[Source records]
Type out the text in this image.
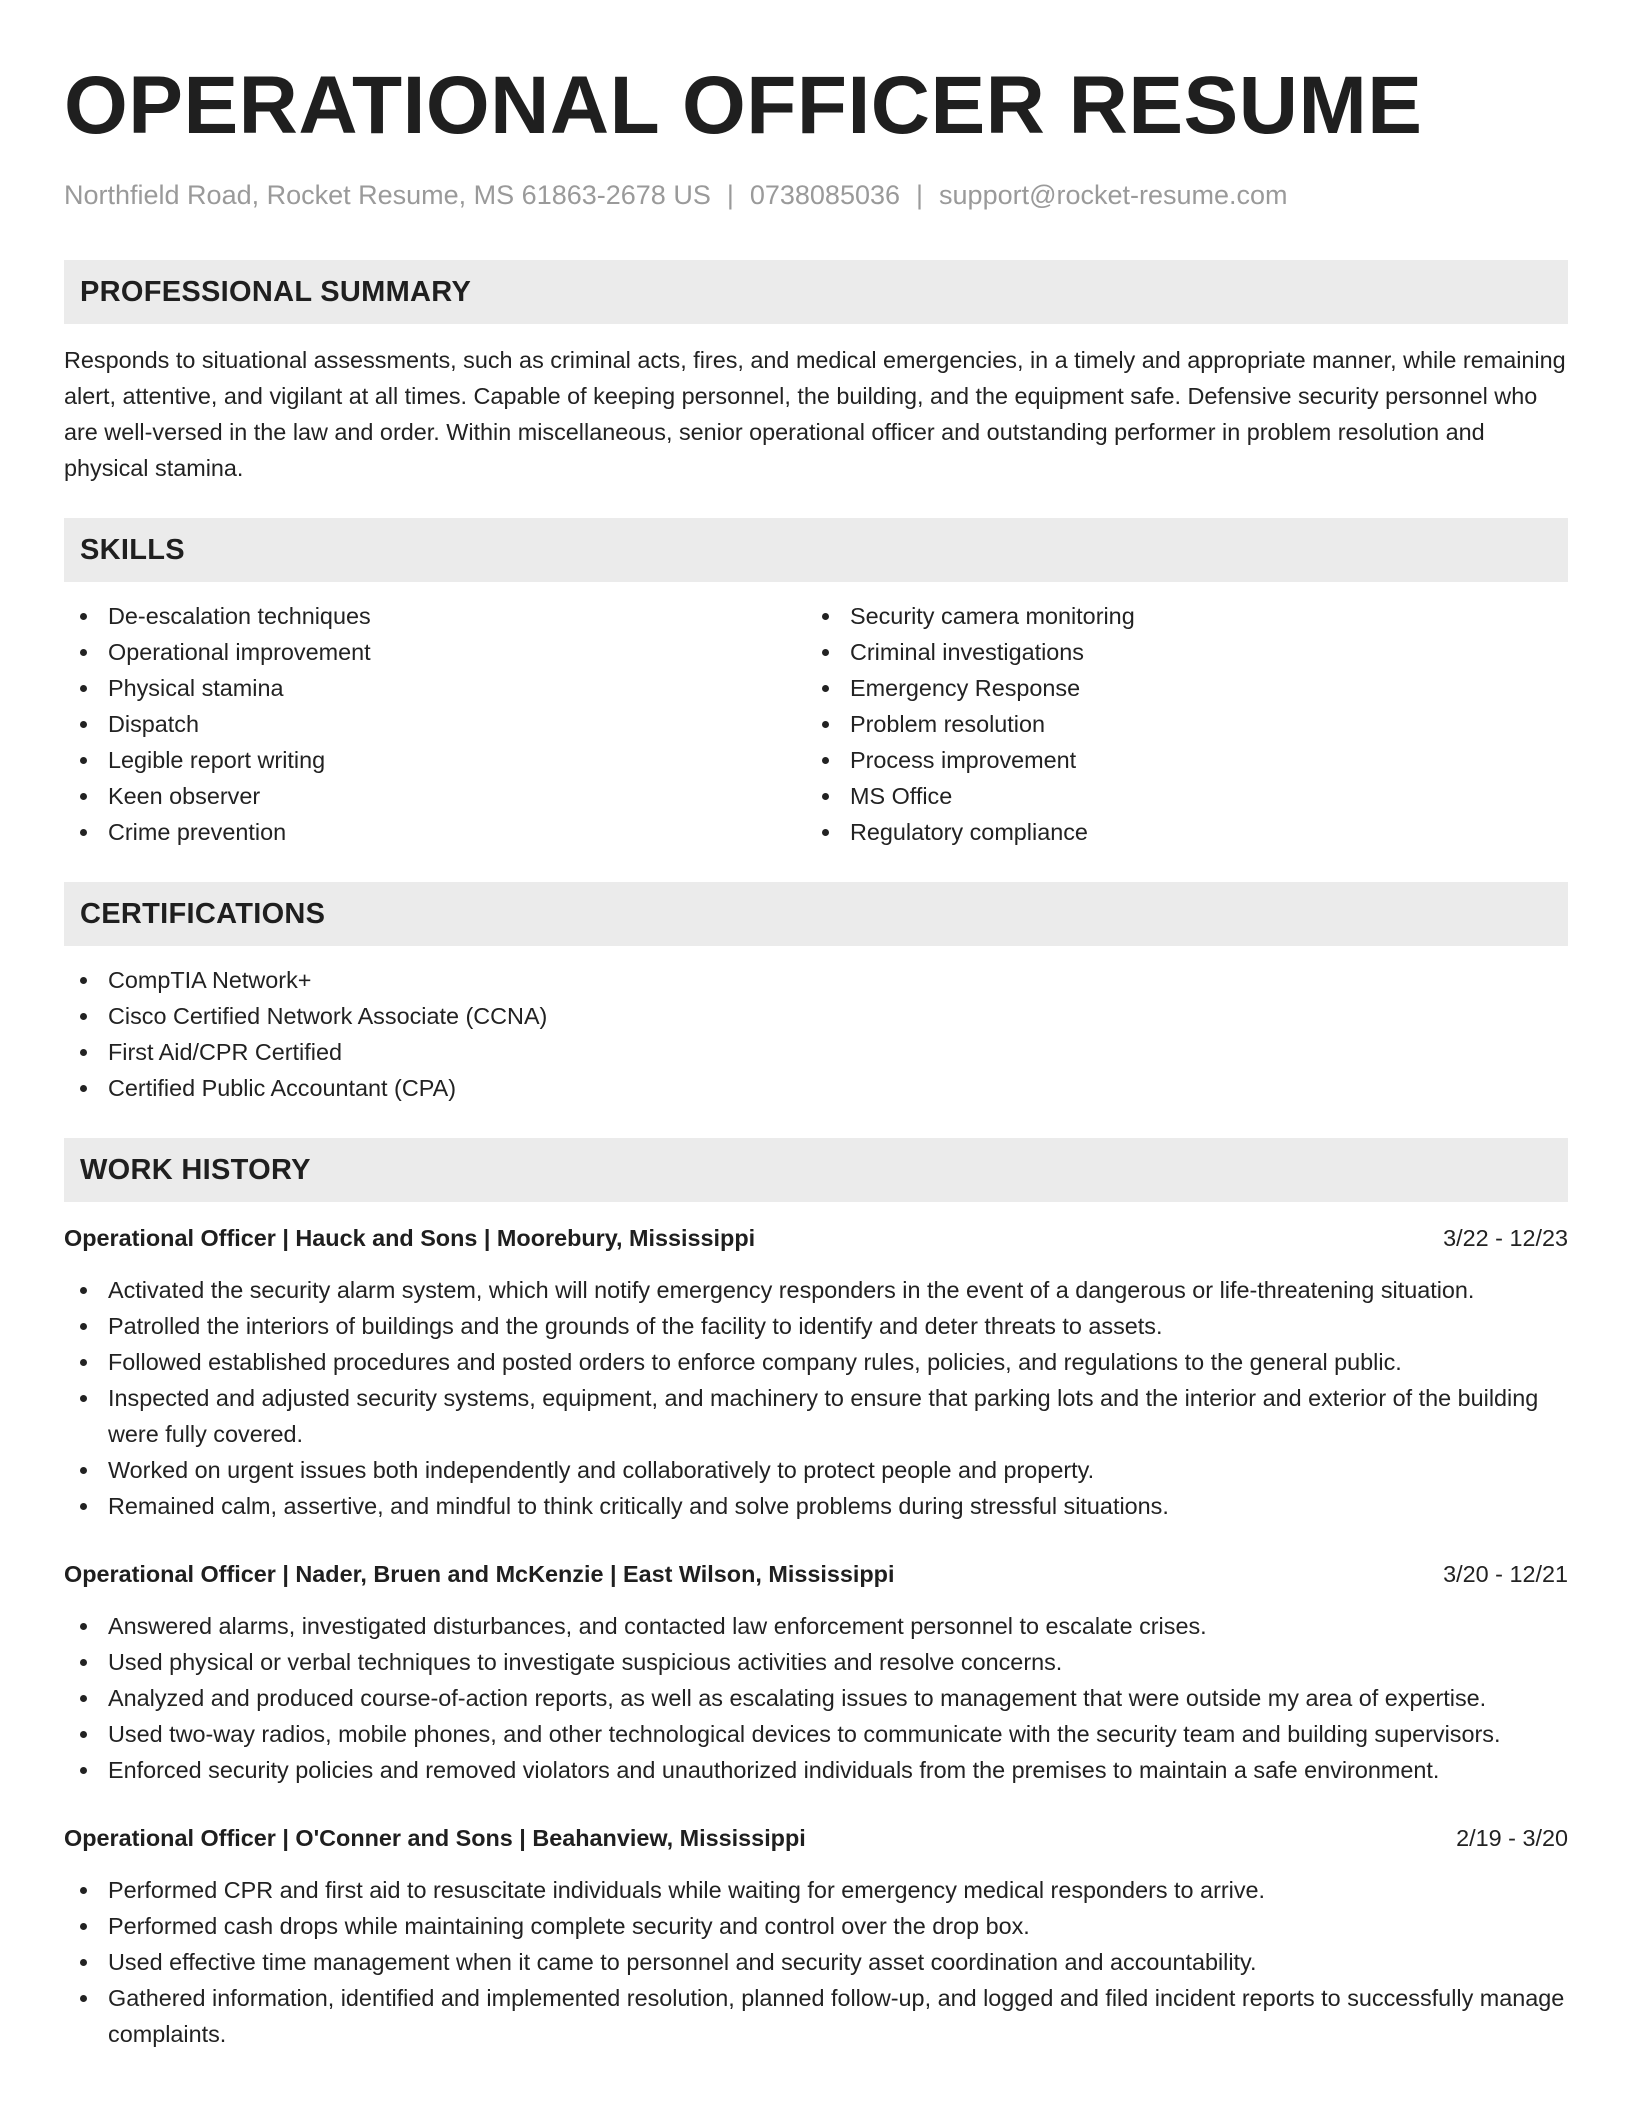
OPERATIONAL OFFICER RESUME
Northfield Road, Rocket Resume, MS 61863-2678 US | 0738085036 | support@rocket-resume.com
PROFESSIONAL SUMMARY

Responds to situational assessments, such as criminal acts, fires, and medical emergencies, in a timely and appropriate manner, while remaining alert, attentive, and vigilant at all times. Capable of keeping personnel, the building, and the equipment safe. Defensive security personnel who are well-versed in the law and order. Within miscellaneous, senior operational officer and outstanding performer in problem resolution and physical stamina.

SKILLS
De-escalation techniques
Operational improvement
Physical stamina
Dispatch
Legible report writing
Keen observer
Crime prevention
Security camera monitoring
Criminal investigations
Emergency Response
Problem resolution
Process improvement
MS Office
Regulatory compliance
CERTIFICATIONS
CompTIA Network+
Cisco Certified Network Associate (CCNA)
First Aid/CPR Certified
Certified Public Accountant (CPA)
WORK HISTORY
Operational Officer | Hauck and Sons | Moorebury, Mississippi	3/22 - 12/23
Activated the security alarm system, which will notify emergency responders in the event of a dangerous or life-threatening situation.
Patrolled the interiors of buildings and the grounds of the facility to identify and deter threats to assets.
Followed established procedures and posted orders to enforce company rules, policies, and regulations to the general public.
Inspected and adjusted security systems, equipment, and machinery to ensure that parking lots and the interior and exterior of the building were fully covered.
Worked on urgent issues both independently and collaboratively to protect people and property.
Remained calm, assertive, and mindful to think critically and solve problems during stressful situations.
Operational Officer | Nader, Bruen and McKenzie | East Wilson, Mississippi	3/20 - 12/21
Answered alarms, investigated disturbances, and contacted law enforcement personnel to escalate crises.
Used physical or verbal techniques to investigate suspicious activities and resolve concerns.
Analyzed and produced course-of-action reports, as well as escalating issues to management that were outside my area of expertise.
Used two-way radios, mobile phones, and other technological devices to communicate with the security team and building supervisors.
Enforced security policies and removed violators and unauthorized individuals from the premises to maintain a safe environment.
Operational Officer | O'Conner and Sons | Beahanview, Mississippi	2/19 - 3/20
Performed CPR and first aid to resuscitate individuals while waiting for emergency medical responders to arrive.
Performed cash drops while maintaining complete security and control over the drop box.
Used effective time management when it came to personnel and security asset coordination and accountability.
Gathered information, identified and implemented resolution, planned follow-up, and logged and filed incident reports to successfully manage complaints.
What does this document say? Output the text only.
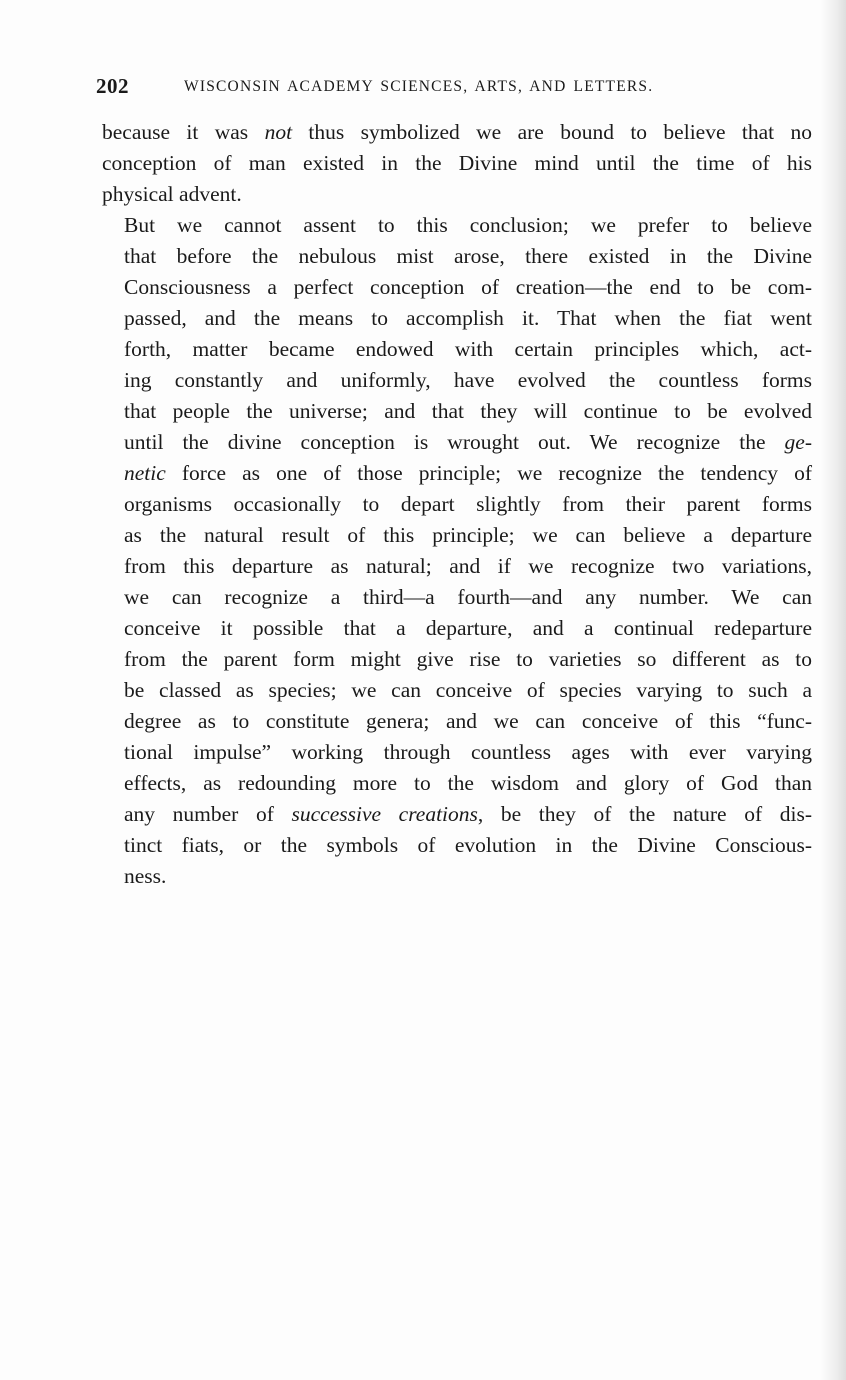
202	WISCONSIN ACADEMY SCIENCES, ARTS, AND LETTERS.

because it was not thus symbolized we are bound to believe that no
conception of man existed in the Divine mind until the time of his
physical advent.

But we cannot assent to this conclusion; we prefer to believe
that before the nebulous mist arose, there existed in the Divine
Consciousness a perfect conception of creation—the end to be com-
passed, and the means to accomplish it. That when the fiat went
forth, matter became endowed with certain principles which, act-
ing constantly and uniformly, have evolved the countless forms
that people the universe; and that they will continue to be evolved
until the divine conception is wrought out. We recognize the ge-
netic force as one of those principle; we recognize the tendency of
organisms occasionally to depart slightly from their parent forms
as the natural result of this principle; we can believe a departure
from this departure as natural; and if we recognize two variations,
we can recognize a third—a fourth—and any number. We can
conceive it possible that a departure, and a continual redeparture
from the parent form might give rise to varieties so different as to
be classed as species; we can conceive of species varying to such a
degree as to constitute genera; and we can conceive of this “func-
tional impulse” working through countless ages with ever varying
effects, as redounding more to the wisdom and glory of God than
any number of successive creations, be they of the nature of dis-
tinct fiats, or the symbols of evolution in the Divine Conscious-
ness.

**WHAT THE TASK REQUIRES**. Nothing but the pictures may be dropped; output the records above exactly.

**OUTPUT OF THE EXERCISE**.
Type out the text in this image.
OPERATIONAL OFFICER RESUME
Northfield Road, Rocket Resume, MS 61863-2678 US | 0738085036 | support@rocket-resume.com
PROFESSIONAL SUMMARY

Responds to situational assessments, such as criminal acts, fires, and medical emergencies, in a timely and appropriate manner, while remaining alert, attentive, and vigilant at all times. Capable of keeping personnel, the building, and the equipment safe. Defensive security personnel who are well-versed in the law and order. Within miscellaneous, senior operational officer and outstanding performer in problem resolution and physical stamina.

SKILLS
De-escalation techniques
Operational improvement
Physical stamina
Dispatch
Legible report writing
Keen observer
Crime prevention
Security camera monitoring
Criminal investigations
Emergency Response
Problem resolution
Process improvement
MS Office
Regulatory compliance
CERTIFICATIONS
CompTIA Network+
Cisco Certified Network Associate (CCNA)
First Aid/CPR Certified
Certified Public Accountant (CPA)
WORK HISTORY
Operational Officer | Hauck and Sons | Moorebury, Mississippi	3/22 - 12/23
Activated the security alarm system, which will notify emergency responders in the event of a dangerous or life-threatening situation.
Patrolled the interiors of buildings and the grounds of the facility to identify and deter threats to assets.
Followed established procedures and posted orders to enforce company rules, policies, and regulations to the general public.
Inspected and adjusted security systems, equipment, and machinery to ensure that parking lots and the interior and exterior of the building were fully covered.
Worked on urgent issues both independently and collaboratively to protect people and property.
Remained calm, assertive, and mindful to think critically and solve problems during stressful situations.
Operational Officer | Nader, Bruen and McKenzie | East Wilson, Mississippi	3/20 - 12/21
Answered alarms, investigated disturbances, and contacted law enforcement personnel to escalate crises.
Used physical or verbal techniques to investigate suspicious activities and resolve concerns.
Analyzed and produced course-of-action reports, as well as escalating issues to management that were outside my area of expertise.
Used two-way radios, mobile phones, and other technological devices to communicate with the security team and building supervisors.
Enforced security policies and removed violators and unauthorized individuals from the premises to maintain a safe environment.
Operational Officer | O'Conner and Sons | Beahanview, Mississippi	2/19 - 3/20
Performed CPR and first aid to resuscitate individuals while waiting for emergency medical responders to arrive.
Performed cash drops while maintaining complete security and control over the drop box.
Used effective time management when it came to personnel and security asset coordination and accountability.
Gathered information, identified and implemented resolution, planned follow-up, and logged and filed incident reports to successfully manage complaints.
What does this document say? Output the text only.
202	WISCONSIN ACADEMY SCIENCES, ARTS, AND LETTERS.

because it was not thus symbolized we are bound to believe that no
conception of man existed in the Divine mind until the time of his
physical advent.

But we cannot assent to this conclusion; we prefer to believe
that before the nebulous mist arose, there existed in the Divine
Consciousness a perfect conception of creation—the end to be com-
passed, and the means to accomplish it. That when the fiat went
forth, matter became endowed with certain principles which, act-
ing constantly and uniformly, have evolved the countless forms
that people the universe; and that they will continue to be evolved
until the divine conception is wrought out. We recognize the ge-
netic force as one of those principle; we recognize the tendency of
organisms occasionally to depart slightly from their parent forms
as the natural result of this principle; we can believe a departure
from this departure as natural; and if we recognize two variations,
we can recognize a third—a fourth—and any number. We can
conceive it possible that a departure, and a continual redeparture
from the parent form might give rise to varieties so different as to
be classed as species; we can conceive of species varying to such a
degree as to constitute genera; and we can conceive of this “func-
tional impulse” working through countless ages with ever varying
effects, as redounding more to the wisdom and glory of God than
any number of successive creations, be they of the nature of dis-
tinct fiats, or the symbols of evolution in the Divine Conscious-
ness.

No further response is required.